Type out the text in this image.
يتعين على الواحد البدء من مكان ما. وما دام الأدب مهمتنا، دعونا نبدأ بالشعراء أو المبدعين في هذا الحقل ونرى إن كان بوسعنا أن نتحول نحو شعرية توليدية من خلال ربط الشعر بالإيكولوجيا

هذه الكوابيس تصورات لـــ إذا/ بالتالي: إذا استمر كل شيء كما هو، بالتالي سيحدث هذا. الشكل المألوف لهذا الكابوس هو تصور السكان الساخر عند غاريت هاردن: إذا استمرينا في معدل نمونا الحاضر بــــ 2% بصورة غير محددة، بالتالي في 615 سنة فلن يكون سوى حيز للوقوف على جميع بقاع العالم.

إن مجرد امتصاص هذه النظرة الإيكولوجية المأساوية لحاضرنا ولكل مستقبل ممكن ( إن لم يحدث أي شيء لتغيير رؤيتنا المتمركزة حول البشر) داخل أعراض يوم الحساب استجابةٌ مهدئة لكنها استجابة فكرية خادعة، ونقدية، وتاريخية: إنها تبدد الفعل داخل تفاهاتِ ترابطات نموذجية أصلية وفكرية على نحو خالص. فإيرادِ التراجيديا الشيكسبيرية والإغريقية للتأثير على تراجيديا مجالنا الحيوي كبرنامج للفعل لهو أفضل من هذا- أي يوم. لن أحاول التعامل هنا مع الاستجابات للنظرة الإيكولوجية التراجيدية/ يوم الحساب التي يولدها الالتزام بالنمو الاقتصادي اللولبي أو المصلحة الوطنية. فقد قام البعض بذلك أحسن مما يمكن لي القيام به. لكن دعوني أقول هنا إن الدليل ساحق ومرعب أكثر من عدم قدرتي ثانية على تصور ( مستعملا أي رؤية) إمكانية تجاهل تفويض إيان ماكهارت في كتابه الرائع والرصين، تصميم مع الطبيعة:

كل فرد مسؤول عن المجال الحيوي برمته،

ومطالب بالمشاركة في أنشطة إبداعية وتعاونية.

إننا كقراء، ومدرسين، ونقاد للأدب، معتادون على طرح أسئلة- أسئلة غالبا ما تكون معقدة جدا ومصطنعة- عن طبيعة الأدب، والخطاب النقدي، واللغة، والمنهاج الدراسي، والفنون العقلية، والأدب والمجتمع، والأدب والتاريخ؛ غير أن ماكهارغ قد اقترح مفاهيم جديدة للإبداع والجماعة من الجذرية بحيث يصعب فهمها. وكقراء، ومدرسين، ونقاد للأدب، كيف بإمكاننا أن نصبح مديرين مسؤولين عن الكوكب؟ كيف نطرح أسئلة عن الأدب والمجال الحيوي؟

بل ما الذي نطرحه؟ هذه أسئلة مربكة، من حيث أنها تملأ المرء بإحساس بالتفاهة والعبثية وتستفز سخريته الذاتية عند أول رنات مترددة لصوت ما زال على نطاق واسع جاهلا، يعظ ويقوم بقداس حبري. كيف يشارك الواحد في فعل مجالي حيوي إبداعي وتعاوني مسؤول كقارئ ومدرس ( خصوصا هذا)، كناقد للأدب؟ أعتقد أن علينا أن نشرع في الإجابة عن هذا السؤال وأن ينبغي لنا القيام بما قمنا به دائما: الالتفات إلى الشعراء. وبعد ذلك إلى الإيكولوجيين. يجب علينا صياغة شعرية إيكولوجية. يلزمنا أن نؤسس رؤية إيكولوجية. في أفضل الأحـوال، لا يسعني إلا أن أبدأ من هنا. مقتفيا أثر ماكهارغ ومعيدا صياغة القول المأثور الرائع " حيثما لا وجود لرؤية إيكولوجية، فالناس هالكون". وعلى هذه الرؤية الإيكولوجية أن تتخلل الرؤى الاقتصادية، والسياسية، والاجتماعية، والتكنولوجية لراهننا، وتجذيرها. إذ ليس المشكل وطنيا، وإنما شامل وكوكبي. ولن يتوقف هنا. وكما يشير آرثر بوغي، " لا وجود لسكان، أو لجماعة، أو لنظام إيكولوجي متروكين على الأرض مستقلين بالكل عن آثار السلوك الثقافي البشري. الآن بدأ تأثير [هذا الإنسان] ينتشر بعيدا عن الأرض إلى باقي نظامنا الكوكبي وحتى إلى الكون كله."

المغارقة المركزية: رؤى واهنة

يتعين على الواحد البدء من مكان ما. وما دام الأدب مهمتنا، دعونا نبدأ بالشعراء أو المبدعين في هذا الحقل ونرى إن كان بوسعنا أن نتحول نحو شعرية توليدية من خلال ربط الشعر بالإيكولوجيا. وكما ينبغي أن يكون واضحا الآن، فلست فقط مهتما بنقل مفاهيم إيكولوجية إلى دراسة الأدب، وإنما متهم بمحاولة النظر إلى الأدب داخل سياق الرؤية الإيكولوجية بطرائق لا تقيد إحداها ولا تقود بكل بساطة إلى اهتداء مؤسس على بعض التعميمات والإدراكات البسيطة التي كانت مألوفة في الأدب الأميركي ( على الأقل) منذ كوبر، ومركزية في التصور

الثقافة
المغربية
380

== What to do ==
Output every entry shown above, exactly.

== Result for this exercise ==
Type out the text in this image.
يتعين على الواحد البدء من مكان ما. وما دام الأدب مهمتنا، دعونا نبدأ بالشعراء أو المبدعين في هذا الحقل ونرى إن كان بوسعنا أن نتحول نحو شعرية توليدية من خلال ربط الشعر بالإيكولوجيا

هذه الكوابيس تصورات لـــ إذا/ بالتالي: إذا استمر كل شيء كما هو، بالتالي سيحدث هذا. الشكل المألوف لهذا الكابوس هو تصور السكان الساخر عند غاريت هاردن: إذا استمرينا في معدل نمونا الحاضر بــــ 2% بصورة غير محددة، بالتالي في 615 سنة فلن يكون سوى حيز للوقوف على جميع بقاع العالم.

إن مجرد امتصاص هذه النظرة الإيكولوجية المأساوية لحاضرنا ولكل مستقبل ممكن ( إن لم يحدث أي شيء لتغيير رؤيتنا المتمركزة حول البشر) داخل أعراض يوم الحساب استجابةٌ مهدئة لكنها استجابة فكرية خادعة، ونقدية، وتاريخية: إنها تبدد الفعل داخل تفاهاتِ ترابطات نموذجية أصلية وفكرية على نحو خالص. فإيرادِ التراجيديا الشيكسبيرية والإغريقية للتأثير على تراجيديا مجالنا الحيوي كبرنامج للفعل لهو أفضل من هذا- أي يوم. لن أحاول التعامل هنا مع الاستجابات للنظرة الإيكولوجية التراجيدية/ يوم الحساب التي يولدها الالتزام بالنمو الاقتصادي اللولبي أو المصلحة الوطنية. فقد قام البعض بذلك أحسن مما يمكن لي القيام به. لكن دعوني أقول هنا إن الدليل ساحق ومرعب أكثر من عدم قدرتي ثانية على تصور ( مستعملا أي رؤية) إمكانية تجاهل تفويض إيان ماكهارت في كتابه الرائع والرصين، تصميم مع الطبيعة:

كل فرد مسؤول عن المجال الحيوي برمته،

ومطالب بالمشاركة في أنشطة إبداعية وتعاونية.

إننا كقراء، ومدرسين، ونقاد للأدب، معتادون على طرح أسئلة- أسئلة غالبا ما تكون معقدة جدا ومصطنعة- عن طبيعة الأدب، والخطاب النقدي، واللغة، والمنهاج الدراسي، والفنون العقلية، والأدب والمجتمع، والأدب والتاريخ؛ غير أن ماكهارغ قد اقترح مفاهيم جديدة للإبداع والجماعة من الجذرية بحيث يصعب فهمها. وكقراء، ومدرسين، ونقاد للأدب، كيف بإمكاننا أن نصبح مديرين مسؤولين عن الكوكب؟ كيف نطرح أسئلة عن الأدب والمجال الحيوي؟

بل ما الذي نطرحه؟ هذه أسئلة مربكة، من حيث أنها تملأ المرء بإحساس بالتفاهة والعبثية وتستفز سخريته الذاتية عند أول رنات مترددة لصوت ما زال على نطاق واسع جاهلا، يعظ ويقوم بقداس حبري. كيف يشارك الواحد في فعل مجالي حيوي إبداعي وتعاوني مسؤول كقارئ ومدرس ( خصوصا هذا)، كناقد للأدب؟ أعتقد أن علينا أن نشرع في الإجابة عن هذا السؤال وأن ينبغي لنا القيام بما قمنا به دائما: الالتفات إلى الشعراء. وبعد ذلك إلى الإيكولوجيين. يجب علينا صياغة شعرية إيكولوجية. يلزمنا أن نؤسس رؤية إيكولوجية. في أفضل الأحـوال، لا يسعني إلا أن أبدأ من هنا. مقتفيا أثر ماكهارغ ومعيدا صياغة القول المأثور الرائع " حيثما لا وجود لرؤية إيكولوجية، فالناس هالكون". وعلى هذه الرؤية الإيكولوجية أن تتخلل الرؤى الاقتصادية، والسياسية، والاجتماعية، والتكنولوجية لراهننا، وتجذيرها. إذ ليس المشكل وطنيا، وإنما شامل وكوكبي. ولن يتوقف هنا. وكما يشير آرثر بوغي، " لا وجود لسكان، أو لجماعة، أو لنظام إيكولوجي متروكين على الأرض مستقلين بالكل عن آثار السلوك الثقافي البشري. الآن بدأ تأثير [هذا الإنسان] ينتشر بعيدا عن الأرض إلى باقي نظامنا الكوكبي وحتى إلى الكون كله."

المغارقة المركزية: رؤى واهنة

يتعين على الواحد البدء من مكان ما. وما دام الأدب مهمتنا، دعونا نبدأ بالشعراء أو المبدعين في هذا الحقل ونرى إن كان بوسعنا أن نتحول نحو شعرية توليدية من خلال ربط الشعر بالإيكولوجيا. وكما ينبغي أن يكون واضحا الآن، فلست فقط مهتما بنقل مفاهيم إيكولوجية إلى دراسة الأدب، وإنما متهم بمحاولة النظر إلى الأدب داخل سياق الرؤية الإيكولوجية بطرائق لا تقيد إحداها ولا تقود بكل بساطة إلى اهتداء مؤسس على بعض التعميمات والإدراكات البسيطة التي كانت مألوفة في الأدب الأميركي ( على الأقل) منذ كوبر، ومركزية في التصور

الثقافة
المغربية
380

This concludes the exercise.